Task objective: Your answer should be a single number: the count of lines holding the word "subtitle".

Exercise materials:
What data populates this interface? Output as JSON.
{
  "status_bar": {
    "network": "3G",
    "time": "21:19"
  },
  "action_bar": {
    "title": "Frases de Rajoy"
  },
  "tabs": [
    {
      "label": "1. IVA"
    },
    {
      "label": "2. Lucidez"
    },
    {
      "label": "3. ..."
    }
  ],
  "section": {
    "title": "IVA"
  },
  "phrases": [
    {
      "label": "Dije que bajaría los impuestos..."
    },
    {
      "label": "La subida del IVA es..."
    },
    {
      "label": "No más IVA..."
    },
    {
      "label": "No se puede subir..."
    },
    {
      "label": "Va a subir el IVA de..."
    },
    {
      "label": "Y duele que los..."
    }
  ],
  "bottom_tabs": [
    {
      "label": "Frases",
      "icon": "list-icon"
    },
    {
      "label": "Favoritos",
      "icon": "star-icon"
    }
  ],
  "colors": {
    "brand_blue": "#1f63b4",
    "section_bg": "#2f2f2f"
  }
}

* * *

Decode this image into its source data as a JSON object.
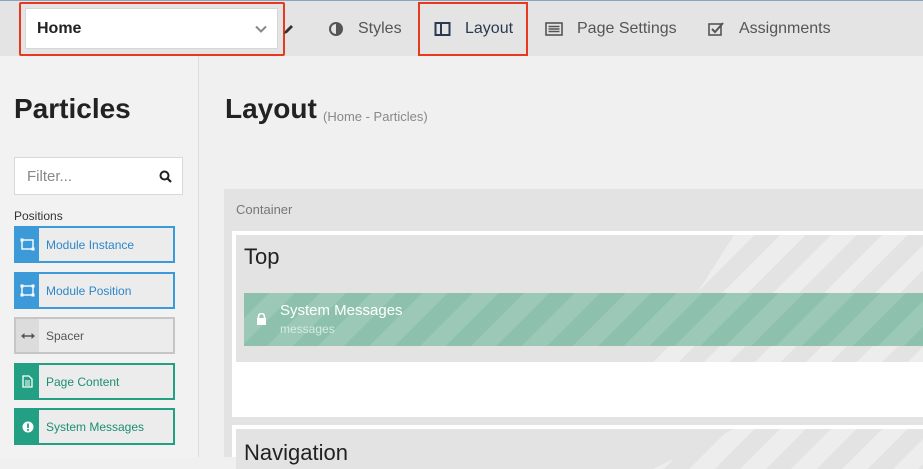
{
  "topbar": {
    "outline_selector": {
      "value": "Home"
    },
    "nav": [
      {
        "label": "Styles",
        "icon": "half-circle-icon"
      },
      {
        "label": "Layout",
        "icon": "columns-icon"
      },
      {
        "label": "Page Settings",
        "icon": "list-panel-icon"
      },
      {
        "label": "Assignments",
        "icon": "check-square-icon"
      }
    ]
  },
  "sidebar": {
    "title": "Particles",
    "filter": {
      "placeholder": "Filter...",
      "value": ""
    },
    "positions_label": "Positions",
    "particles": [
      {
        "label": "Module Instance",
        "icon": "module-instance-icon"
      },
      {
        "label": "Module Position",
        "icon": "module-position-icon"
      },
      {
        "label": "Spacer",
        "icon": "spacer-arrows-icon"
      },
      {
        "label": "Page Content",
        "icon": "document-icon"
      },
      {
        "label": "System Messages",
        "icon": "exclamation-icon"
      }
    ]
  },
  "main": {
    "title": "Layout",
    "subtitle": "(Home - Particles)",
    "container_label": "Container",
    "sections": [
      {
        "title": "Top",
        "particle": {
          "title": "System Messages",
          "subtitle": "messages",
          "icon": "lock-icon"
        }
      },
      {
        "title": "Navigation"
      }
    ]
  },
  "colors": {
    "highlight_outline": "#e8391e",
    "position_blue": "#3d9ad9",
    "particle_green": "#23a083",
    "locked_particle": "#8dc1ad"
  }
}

Answer to this problem: 2